> [AIM OF THE EXERCISE] Rewrite the passage of the model-building documentation from "Documented in atna" to "state probabilities directly.", swapping "edge weights" for "link weights".

> [TEXT TO READ]

R/build.R

Defines functions nodes scale_weights compute_weights compute_transitions initialize_model create_seqdata build_model_ atna ctna ftna tna build_model.tna_data build_model.data.frame build_model.stslist build_model.matrix build_model.default build_model

Documented in atna build_model build_model.data.frame build_model.default build_model.matrix build_model.stslist build_model.tna_data ctna ftna tna

#' Build a Transition Network Analysis Model
#'
#' Construct a transition network analysis (TNA) model from sequence data.
#' The function takes a data set of sequence of events or states as input and
#' builds a TNA model. It extracts the edge weights and initial probabilities
#' from the data along with the state labels. THe function also accepts weight
#' matrices and initial state probabilities directly.
#'
#' @export
#' @family basic
#' @rdname build_model
#' @param x A `stslist` (from `TraMineR`), `data.frame`, a `matrix`, or
#'   a `tna_data` object (see [prepare_data()]).
#'   For `stslist` and `data.frame` objects `x`
#'   should describe a sequence of events or states to be used for building the
#'   Markov model.  If `x` is a matrix, it is assumed that the element on row
#'   `i` and column `j` is the weight of the edge representing the transition
#'   from state `i` to state `j`. If `x` is a `data.frame`, then
#'   it must be in wide format (see `cols` on how to define columns for the
#'   time points).
#' @param type A `character` string describing the weight matrix type.
#'   Currently supports the following types:
#'
#'   * `"relative"` for relative frequencies (probabilities, the default)
#'   * `"frequency"` for frequencies.
#'   * `"co-occurrence"` for co-occurrences.
#'   * `"n-gram"` for n-gram transitions. Captures higher-order transitions by
#'       considering sequences of n states, useful for identifying longer
#'       patterns.
#'   * `"gap"` allows transitions between non-adjacent states, with
#'       transitions weighted by the gap size.
#'   * `"window"` creates transitions between all states within a
#'       sliding window, capturing local relationships
#'       (several sequences together).
#'   * `"reverse"` considers the sequences in reverse order
#'       (resulting in what is called a reply network in some contexts).
#'       The resulting weight matrix is the transpose of the `"frequency"`
#'       option.

> [DATA PROVIDED]
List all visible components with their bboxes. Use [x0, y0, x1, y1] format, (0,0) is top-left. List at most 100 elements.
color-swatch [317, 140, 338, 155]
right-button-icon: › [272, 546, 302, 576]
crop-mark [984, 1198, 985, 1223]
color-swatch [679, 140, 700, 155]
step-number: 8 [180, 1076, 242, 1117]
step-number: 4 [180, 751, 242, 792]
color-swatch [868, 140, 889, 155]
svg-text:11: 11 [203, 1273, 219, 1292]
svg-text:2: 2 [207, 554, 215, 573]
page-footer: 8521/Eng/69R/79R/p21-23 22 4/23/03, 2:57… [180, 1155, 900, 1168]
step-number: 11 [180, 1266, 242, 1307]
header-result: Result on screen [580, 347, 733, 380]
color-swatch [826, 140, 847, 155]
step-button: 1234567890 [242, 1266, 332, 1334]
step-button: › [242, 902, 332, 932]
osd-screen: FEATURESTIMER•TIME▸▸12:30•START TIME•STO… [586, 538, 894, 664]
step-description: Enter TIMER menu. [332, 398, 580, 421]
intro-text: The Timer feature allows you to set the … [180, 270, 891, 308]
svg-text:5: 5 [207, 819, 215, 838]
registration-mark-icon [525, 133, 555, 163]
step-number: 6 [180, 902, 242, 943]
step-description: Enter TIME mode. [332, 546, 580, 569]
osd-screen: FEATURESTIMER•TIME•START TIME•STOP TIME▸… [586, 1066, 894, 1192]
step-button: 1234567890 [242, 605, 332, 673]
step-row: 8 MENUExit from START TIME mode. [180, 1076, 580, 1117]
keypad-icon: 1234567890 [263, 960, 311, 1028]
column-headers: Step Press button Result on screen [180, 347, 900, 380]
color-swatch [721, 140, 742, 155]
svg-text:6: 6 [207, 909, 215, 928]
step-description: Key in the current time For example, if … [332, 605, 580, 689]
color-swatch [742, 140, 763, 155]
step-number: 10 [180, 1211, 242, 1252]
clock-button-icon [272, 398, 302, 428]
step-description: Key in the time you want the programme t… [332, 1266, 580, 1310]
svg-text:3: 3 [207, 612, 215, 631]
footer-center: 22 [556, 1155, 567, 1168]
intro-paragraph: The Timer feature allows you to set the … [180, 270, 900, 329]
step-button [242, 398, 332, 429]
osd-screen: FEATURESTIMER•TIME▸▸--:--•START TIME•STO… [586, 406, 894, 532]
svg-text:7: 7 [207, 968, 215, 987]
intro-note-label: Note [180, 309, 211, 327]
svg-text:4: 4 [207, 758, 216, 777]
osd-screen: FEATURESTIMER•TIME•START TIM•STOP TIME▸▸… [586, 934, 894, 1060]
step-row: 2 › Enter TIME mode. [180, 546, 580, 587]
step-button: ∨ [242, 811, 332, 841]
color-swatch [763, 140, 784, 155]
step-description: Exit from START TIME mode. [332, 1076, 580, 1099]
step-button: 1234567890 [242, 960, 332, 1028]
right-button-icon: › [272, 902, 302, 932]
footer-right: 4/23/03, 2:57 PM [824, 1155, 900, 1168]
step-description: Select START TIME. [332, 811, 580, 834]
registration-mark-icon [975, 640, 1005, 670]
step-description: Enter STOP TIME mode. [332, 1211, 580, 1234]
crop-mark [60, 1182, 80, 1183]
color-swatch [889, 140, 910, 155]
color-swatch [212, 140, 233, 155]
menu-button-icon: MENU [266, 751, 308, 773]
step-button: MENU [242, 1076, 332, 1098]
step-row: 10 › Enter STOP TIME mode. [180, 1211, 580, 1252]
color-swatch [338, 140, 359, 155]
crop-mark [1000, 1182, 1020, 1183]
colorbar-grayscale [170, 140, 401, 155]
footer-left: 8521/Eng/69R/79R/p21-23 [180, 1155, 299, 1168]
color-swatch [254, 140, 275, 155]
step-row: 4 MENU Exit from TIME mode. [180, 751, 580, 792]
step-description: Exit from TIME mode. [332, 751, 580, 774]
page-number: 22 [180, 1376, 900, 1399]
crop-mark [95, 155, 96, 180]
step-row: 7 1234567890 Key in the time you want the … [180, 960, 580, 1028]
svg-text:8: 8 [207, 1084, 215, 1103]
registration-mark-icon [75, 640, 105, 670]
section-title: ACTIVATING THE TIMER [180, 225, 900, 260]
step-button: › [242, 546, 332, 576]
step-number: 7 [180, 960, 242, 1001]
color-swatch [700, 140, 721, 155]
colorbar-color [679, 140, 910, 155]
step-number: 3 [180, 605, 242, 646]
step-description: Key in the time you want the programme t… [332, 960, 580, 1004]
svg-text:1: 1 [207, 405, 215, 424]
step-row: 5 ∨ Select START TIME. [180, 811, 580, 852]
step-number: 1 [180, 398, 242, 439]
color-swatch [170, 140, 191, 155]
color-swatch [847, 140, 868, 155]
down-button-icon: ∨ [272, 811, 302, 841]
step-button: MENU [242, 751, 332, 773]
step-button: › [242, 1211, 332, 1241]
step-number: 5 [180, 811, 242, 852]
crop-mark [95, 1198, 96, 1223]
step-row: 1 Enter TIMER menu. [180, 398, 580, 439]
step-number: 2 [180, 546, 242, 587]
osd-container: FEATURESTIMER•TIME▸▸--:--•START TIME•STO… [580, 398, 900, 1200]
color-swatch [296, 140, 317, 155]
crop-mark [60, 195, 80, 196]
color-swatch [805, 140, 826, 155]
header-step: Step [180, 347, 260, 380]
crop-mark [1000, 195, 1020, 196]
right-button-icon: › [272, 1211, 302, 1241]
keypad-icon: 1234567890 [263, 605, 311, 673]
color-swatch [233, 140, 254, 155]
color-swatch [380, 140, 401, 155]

> [TASK RESPONSE]
Documented in atna build_model build_model.data.frame build_model.default build_model.matrix build_model.stslist build_model.tna_data ctna ftna tna

#' Build a Transition Network Analysis Model
#'
#' Construct a transition network analysis (TNA) model from sequence data.
#' The function takes a data set of sequence of events or states as input and
#' builds a TNA model. It extracts the link weights and initial probabilities
#' from the data along with the state labels. THe function also accepts weight
#' matrices and initial state probabilities directly.